Read the records below and copy each line that contains "admin".

### Material for the task

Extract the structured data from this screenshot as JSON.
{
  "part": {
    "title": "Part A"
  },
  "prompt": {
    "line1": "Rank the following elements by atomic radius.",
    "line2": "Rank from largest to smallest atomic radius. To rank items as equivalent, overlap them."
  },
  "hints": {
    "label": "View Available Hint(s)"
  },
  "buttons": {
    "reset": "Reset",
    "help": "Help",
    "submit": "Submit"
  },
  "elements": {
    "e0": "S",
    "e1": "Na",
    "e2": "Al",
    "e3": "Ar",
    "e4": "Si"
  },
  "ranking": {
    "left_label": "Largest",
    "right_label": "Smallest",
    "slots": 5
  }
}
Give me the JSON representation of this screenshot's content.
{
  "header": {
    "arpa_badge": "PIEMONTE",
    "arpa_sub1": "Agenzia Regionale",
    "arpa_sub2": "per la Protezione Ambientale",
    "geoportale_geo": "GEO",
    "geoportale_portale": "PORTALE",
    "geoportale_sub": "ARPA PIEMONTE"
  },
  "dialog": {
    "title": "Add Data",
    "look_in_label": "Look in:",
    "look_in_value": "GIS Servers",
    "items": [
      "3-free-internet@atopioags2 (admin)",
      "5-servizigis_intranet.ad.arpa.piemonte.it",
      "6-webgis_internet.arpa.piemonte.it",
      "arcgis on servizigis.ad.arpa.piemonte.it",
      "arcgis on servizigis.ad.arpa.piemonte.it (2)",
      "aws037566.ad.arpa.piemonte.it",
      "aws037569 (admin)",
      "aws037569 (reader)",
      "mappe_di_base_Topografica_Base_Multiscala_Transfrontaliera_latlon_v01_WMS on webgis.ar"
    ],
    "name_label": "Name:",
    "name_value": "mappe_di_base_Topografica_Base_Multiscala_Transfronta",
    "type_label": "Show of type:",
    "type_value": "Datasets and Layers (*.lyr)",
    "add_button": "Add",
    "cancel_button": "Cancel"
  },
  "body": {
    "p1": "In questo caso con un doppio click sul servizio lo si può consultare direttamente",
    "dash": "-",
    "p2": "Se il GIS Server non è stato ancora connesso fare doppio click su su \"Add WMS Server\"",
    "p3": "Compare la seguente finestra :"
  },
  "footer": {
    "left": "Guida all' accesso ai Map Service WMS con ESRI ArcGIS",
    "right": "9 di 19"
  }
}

######

» Full output
      "3-free-internet@atopioags2 (admin)",
      "aws037569 (admin)",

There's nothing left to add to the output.